Records from a data source

__________________________________________________

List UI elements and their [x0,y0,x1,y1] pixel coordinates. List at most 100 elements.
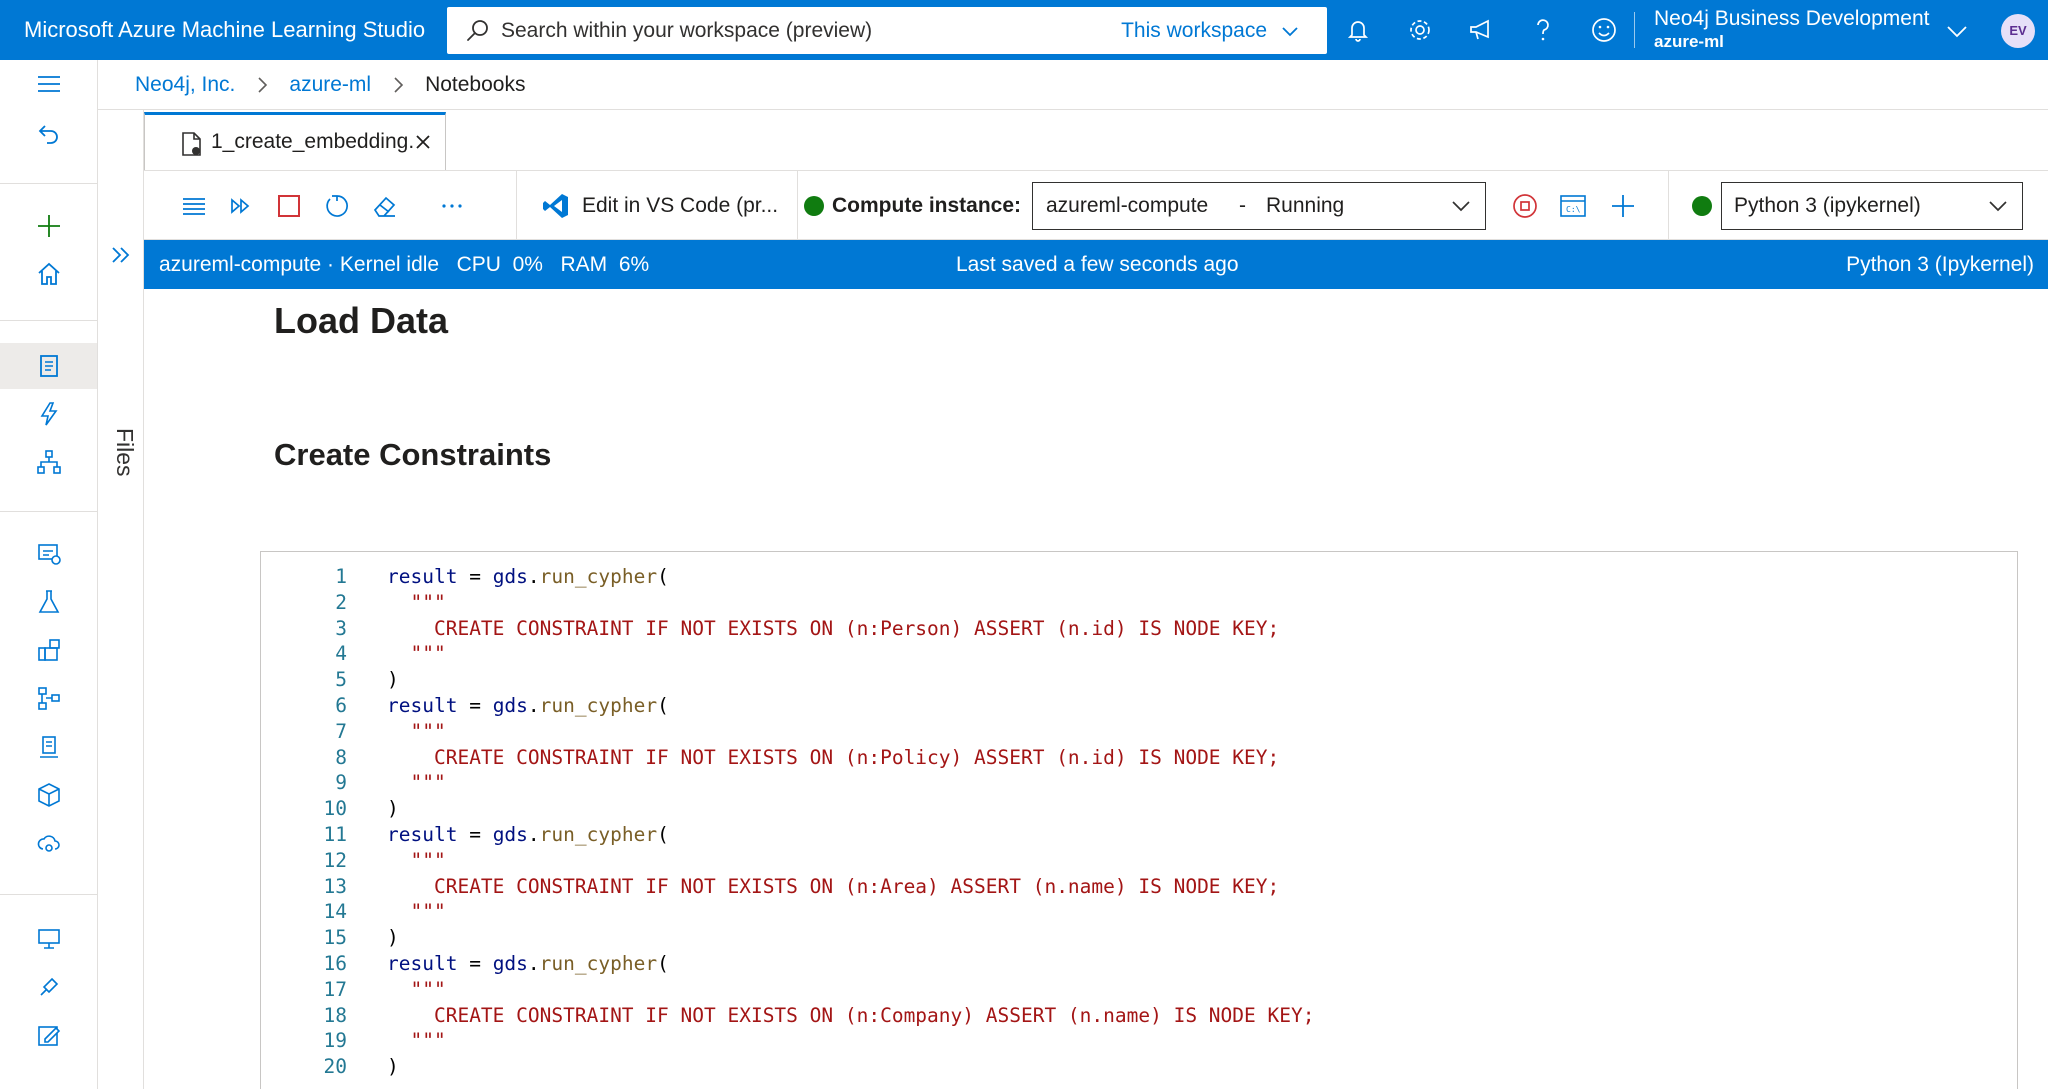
code-line[interactable]: 3 CREATE CONSTRAINT IF NOT EXISTS ON (n:… [261,616,2011,642]
edit-icon [37,1026,60,1046]
search-icon [467,20,488,41]
create-new-button[interactable] [0,203,97,249]
code-line[interactable]: 16 result = gds.run_cypher( [261,951,2011,977]
code-line[interactable]: 8 CREATE CONSTRAINT IF NOT EXISTS ON (n:… [261,745,2011,771]
run-all-icon[interactable] [228,192,256,220]
nav-home[interactable] [0,251,97,297]
close-icon[interactable] [413,132,433,152]
nav-components[interactable] [0,627,97,673]
nav-compute[interactable] [0,916,97,962]
breadcrumb-workspace[interactable]: azure-ml [289,73,371,97]
code-line[interactable]: 20) [261,1054,2011,1080]
environment-icon [39,736,58,758]
code-line[interactable]: 14 """ [261,899,2011,925]
top-divider [1634,12,1635,48]
avatar[interactable]: EV [2001,14,2035,48]
code-line[interactable]: 7 """ [261,719,2011,745]
undo-arrow-icon [38,125,58,144]
help-icon[interactable] [1528,15,1558,45]
app-title[interactable]: Microsoft Azure Machine Learning Studio [24,0,425,60]
code-line[interactable]: 4 """ [261,641,2011,667]
nav-data[interactable] [0,531,97,577]
kernel-status-dot [1692,196,1712,216]
compute-instance-select[interactable]: azureml-compute - Running [1032,182,1486,230]
code-text: CREATE CONSTRAINT IF NOT EXISTS ON (n:Pe… [433,616,1280,640]
kernel-type-text[interactable]: Python 3 (Ipykernel) [1846,240,2034,289]
stop-compute-icon[interactable] [1511,192,1539,220]
code-line[interactable]: 6 result = gds.run_cypher( [261,693,2011,719]
code-line[interactable]: 5) [261,667,2011,693]
outline-list-icon[interactable] [180,192,208,220]
scope-dropdown[interactable]: This workspace [1121,7,1299,54]
code-text: result = gds.run_cypher( [387,565,669,588]
bell-icon[interactable] [1343,15,1373,45]
feedback-smiley-icon[interactable] [1589,15,1619,45]
compute-instance-label: Compute instance: [832,194,1022,217]
nav-pipelines[interactable] [0,675,97,721]
line-number: 2 [335,590,347,614]
back-button[interactable] [0,110,97,156]
code-line[interactable]: 11 result = gds.run_cypher( [261,822,2011,848]
nav-designer[interactable] [0,439,97,485]
stop-icon[interactable] [275,192,303,220]
code-line[interactable]: 12 """ [261,848,2011,874]
code-line[interactable]: 9 """ [261,770,2011,796]
code-line[interactable]: 19 """ [261,1028,2011,1054]
account-menu[interactable]: Neo4j Business Development azure-ml [1654,6,1954,54]
code-text: """ [410,900,446,924]
code-line[interactable]: 18 CREATE CONSTRAINT IF NOT EXISTS ON (n… [261,1003,2011,1029]
files-pane-label[interactable]: Files [108,428,138,477]
chevron-down-icon[interactable] [1946,20,1968,42]
tab-notebook-file[interactable]: 1_create_embedding. [144,112,446,170]
terminal-icon[interactable]: C:\ [1559,192,1587,220]
restart-icon[interactable] [323,192,351,220]
code-line[interactable]: 2 """ [261,590,2011,616]
gear-icon[interactable] [1405,15,1435,45]
hamburger-menu-button[interactable] [0,61,97,107]
nav-linked-services[interactable] [0,964,97,1010]
notebook-toolbar: Edit in VS Code (pr... Compute instance:… [144,170,2048,241]
code-text: ) [387,1055,399,1079]
nav-divider [0,894,97,895]
more-options-icon[interactable] [438,192,466,220]
breadcrumb: Neo4j, Inc. azure-ml Notebooks [98,60,2048,110]
code-line[interactable]: 13 CREATE CONSTRAINT IF NOT EXISTS ON (n… [261,874,2011,900]
line-number: 8 [335,745,347,769]
data-icon [37,544,61,565]
line-number: 7 [335,719,347,743]
code-line[interactable]: 17 """ [261,977,2011,1003]
kernel-select[interactable]: Python 3 (ipykernel) [1721,182,2023,230]
line-number: 9 [335,771,347,795]
nav-data-labeling[interactable] [0,1012,97,1058]
eraser-icon[interactable] [371,192,399,220]
nav-jobs[interactable] [0,579,97,625]
search-input[interactable] [501,7,1061,54]
breadcrumb-org[interactable]: Neo4j, Inc. [135,73,235,97]
line-number: 1 [335,565,347,588]
code-cell[interactable]: 1 result = gds.run_cypher(2 """ 3 CREATE C… [260,551,2018,1089]
nav-automated-ml[interactable] [0,391,97,437]
vscode-label: Edit in VS Code (pr... [582,194,779,217]
add-compute-icon[interactable] [1609,192,1637,220]
nav-endpoints[interactable] [0,820,97,866]
notebook-file-icon [182,132,201,156]
search-box[interactable]: This workspace [447,7,1327,54]
code-text: result = gds.run_cypher( [387,952,669,975]
code-line[interactable]: 15) [261,925,2011,951]
code-text: ) [387,926,399,950]
expand-chevrons-icon[interactable] [108,242,134,268]
nav-notebooks[interactable] [0,343,97,389]
code-line[interactable]: 1 result = gds.run_cypher( [261,564,2011,590]
files-pane-collapsed: Files [98,110,144,1089]
nav-models[interactable] [0,772,97,818]
toolbar-divider [1668,171,1669,241]
cube-icon [37,783,60,807]
compute-state: Running [1266,194,1345,217]
top-bar: Microsoft Azure Machine Learning Studio … [0,0,2048,60]
nav-environments[interactable] [0,724,97,770]
link-plug-icon [39,977,58,996]
code-line[interactable]: 10) [261,796,2011,822]
pipeline-icon [37,687,60,710]
megaphone-icon[interactable] [1466,15,1496,45]
edit-in-vscode-button[interactable]: Edit in VS Code (pr... [542,171,778,241]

__________________________________________________

§ **What is expected**: Swap "CONSTRAINT" for "INDEX" in the lines of the records starting at the one containing "code-line[interactable]: 3 CREATE" and ending at the one containing "code-line[interactable]: 16 result", and write out only those lines with everything else unchanged.

§ **Full output**:
code-line[interactable]: 3 CREATE INDEX IF NOT EXISTS ON (n:… [261,616,2011,642]
edit-icon [37,1026,60,1046]
search-icon [467,20,488,41]
create-new-button[interactable] [0,203,97,249]
code-line[interactable]: 16 result = gds.run_cypher( [261,951,2011,977]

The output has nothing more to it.